- _Stated task_
Locate every line in the records below that holds the word "JSON" and return each one.

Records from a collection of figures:
-------

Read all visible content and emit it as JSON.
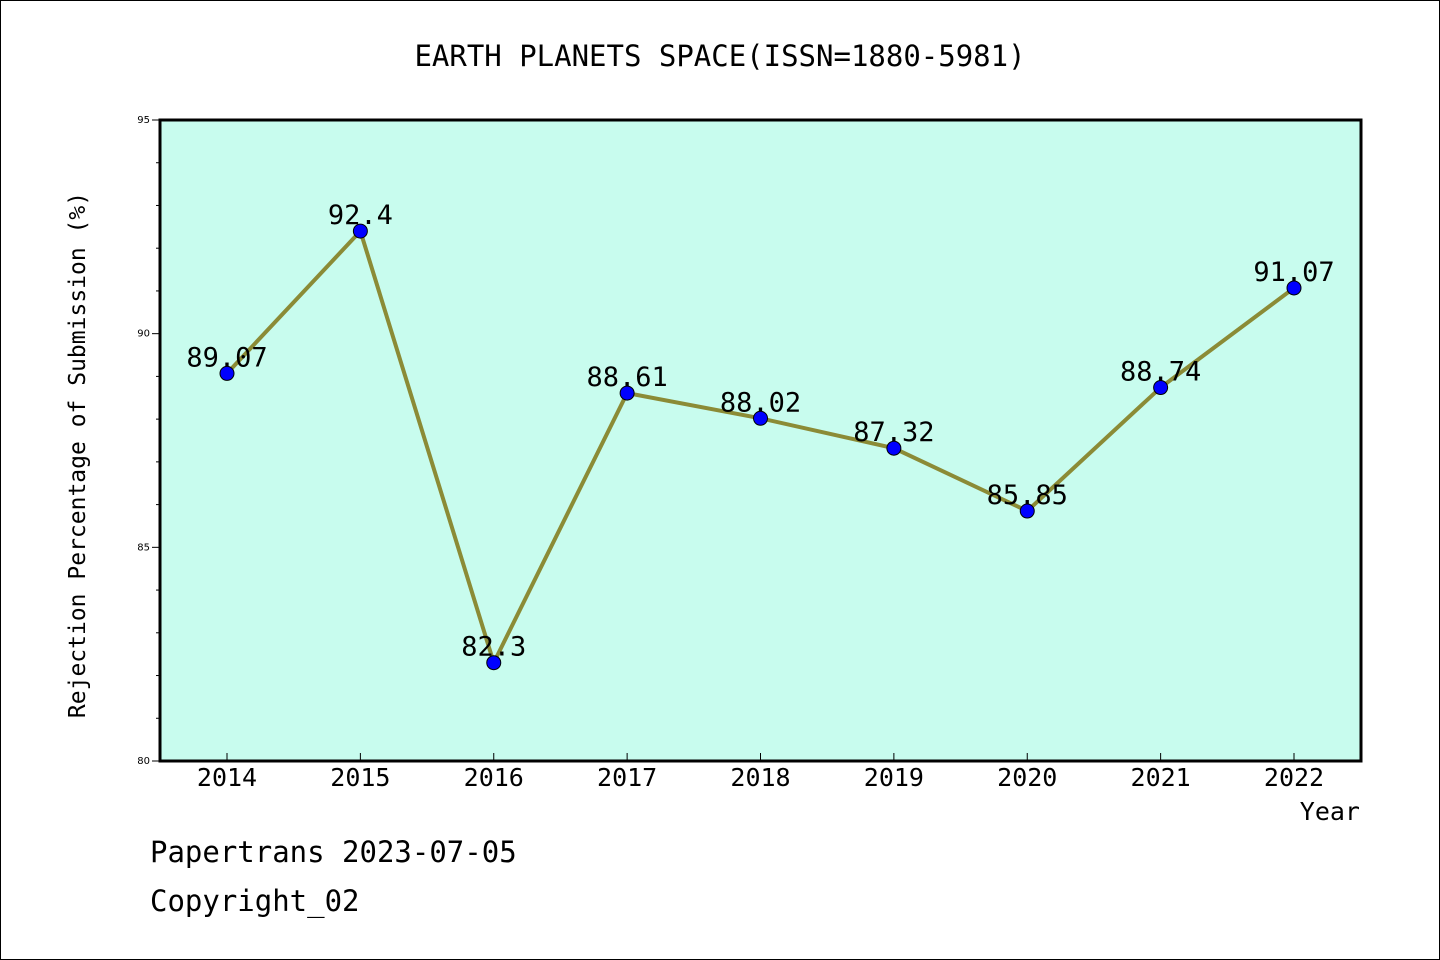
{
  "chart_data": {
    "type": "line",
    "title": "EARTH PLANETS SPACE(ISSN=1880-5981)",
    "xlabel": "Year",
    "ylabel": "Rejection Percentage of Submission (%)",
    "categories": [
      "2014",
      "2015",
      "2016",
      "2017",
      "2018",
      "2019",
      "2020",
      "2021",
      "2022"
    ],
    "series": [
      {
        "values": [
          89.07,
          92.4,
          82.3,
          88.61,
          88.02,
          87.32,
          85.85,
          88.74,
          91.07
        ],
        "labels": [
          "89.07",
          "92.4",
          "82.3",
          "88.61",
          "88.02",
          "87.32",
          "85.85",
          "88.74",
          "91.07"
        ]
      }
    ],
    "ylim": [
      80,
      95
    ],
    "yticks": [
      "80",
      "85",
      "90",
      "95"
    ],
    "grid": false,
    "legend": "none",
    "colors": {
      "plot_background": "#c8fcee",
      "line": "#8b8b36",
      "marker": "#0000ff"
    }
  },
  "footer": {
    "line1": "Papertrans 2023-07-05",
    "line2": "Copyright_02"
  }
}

-------

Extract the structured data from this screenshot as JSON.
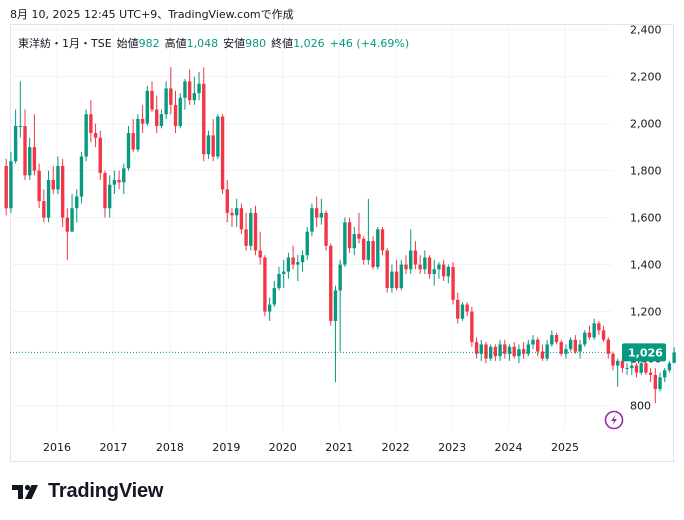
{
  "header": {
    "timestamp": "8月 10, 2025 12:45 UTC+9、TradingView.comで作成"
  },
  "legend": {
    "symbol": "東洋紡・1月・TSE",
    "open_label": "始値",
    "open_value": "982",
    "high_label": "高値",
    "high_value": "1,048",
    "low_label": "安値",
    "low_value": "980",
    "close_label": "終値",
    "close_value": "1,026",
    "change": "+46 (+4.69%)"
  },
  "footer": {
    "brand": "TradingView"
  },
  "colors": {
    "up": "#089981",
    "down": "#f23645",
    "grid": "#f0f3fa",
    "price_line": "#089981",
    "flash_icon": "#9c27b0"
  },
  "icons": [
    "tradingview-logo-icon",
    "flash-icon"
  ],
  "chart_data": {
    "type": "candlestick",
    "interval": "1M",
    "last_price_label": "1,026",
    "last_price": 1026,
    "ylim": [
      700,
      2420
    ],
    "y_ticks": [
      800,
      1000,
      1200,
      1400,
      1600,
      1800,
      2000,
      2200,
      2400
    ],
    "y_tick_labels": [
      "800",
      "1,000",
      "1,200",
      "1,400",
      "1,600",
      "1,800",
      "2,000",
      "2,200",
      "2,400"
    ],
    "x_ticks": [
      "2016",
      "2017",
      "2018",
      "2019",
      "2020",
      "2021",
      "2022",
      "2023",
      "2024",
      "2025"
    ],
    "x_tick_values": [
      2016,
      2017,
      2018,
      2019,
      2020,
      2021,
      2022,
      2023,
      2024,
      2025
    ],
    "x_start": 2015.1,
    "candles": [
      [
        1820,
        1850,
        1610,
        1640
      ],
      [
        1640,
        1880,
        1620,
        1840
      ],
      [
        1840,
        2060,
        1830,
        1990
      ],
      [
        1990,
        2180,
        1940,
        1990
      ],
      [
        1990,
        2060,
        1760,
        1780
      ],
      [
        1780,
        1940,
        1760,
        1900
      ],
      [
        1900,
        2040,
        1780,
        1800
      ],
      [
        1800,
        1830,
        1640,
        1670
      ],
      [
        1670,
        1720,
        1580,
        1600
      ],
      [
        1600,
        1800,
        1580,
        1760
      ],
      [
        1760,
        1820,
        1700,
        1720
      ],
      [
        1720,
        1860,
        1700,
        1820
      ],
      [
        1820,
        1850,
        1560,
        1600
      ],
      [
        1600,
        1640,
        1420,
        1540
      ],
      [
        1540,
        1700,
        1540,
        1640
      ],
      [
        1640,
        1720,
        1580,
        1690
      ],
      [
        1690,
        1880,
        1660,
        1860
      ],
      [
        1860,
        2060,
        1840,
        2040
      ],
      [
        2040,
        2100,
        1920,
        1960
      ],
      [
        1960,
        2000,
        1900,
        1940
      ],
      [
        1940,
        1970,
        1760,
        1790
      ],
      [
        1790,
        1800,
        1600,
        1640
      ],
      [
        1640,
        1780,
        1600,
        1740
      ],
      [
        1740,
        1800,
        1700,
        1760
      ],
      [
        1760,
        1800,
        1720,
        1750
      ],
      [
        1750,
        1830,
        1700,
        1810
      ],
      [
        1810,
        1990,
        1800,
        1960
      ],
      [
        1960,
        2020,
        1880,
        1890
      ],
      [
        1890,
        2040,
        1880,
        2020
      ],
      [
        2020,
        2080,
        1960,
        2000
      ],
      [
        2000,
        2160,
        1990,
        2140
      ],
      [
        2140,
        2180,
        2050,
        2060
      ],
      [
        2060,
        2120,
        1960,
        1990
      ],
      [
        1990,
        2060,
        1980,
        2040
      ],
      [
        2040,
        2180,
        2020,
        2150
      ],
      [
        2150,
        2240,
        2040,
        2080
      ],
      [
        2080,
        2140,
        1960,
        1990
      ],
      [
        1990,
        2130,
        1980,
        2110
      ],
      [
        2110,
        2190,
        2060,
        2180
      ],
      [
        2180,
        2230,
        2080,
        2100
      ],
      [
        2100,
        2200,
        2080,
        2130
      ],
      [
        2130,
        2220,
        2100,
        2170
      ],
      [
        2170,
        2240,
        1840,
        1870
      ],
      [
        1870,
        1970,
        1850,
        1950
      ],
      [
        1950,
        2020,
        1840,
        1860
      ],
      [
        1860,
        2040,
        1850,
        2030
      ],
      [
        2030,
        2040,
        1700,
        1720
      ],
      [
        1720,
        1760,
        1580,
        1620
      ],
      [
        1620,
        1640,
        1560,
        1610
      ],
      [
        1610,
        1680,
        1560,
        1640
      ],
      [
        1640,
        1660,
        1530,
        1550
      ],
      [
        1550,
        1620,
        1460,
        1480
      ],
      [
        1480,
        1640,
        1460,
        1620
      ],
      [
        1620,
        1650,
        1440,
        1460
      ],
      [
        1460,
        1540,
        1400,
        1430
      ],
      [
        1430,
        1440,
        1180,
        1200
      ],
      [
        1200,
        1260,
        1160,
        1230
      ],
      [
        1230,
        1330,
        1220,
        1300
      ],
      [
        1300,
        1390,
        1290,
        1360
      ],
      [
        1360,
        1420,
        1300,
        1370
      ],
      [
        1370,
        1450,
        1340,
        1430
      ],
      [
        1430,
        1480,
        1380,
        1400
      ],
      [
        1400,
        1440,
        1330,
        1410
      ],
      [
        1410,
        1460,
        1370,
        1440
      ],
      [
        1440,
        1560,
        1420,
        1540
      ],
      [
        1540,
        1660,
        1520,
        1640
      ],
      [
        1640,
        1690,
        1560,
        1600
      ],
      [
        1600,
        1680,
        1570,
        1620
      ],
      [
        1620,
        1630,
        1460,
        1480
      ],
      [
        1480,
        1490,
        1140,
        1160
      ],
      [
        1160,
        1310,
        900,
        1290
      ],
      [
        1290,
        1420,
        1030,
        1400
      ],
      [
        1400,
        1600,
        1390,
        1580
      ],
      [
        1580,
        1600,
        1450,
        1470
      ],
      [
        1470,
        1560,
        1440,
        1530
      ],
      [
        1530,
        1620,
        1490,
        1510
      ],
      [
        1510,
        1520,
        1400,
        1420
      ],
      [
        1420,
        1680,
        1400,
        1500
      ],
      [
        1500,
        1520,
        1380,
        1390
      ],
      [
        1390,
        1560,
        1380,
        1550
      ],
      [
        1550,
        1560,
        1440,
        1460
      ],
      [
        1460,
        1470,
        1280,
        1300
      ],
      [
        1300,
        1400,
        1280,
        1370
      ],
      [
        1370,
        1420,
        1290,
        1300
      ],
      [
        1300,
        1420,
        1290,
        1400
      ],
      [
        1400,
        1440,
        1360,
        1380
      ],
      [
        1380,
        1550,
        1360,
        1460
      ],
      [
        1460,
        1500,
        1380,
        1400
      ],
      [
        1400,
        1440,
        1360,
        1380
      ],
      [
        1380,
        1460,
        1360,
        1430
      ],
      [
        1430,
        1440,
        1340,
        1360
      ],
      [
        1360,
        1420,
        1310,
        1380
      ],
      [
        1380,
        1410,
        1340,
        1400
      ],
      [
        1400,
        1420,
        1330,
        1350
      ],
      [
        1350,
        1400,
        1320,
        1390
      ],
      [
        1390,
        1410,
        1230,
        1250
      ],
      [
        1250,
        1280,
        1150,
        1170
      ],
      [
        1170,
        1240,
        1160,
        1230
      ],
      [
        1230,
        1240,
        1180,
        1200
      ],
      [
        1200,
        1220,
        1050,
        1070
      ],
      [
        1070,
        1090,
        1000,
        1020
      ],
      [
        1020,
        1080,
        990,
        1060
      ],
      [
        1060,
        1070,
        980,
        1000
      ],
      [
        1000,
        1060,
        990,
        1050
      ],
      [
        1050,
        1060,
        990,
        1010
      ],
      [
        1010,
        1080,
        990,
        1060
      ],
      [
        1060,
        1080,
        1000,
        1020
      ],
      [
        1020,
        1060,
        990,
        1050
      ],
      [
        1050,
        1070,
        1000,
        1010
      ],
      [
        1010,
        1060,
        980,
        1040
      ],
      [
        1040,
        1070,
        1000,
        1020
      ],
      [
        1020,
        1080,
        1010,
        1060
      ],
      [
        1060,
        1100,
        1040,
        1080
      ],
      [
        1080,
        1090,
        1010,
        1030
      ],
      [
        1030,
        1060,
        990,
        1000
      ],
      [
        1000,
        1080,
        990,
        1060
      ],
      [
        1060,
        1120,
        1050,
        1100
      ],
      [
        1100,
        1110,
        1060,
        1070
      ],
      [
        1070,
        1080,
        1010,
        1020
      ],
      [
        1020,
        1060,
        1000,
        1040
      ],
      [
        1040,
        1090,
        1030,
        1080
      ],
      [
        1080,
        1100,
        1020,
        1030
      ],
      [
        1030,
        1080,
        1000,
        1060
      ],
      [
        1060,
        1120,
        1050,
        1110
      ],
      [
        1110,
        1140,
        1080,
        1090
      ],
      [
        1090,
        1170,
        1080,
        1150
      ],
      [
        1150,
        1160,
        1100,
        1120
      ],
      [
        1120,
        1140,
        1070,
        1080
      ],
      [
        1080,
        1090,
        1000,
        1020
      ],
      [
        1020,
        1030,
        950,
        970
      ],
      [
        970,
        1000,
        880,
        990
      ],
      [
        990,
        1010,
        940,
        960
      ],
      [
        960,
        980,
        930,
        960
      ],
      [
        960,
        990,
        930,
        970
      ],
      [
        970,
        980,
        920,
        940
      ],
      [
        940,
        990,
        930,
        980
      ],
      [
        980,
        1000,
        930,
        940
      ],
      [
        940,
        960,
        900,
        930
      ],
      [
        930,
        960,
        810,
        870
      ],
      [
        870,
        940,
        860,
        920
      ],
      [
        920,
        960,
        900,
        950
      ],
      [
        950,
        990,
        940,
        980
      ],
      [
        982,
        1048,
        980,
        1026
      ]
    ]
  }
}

-------

- _Complete response_
Read all visible content and emit it as JSON.
Extract the structured data from this screenshot as JSON.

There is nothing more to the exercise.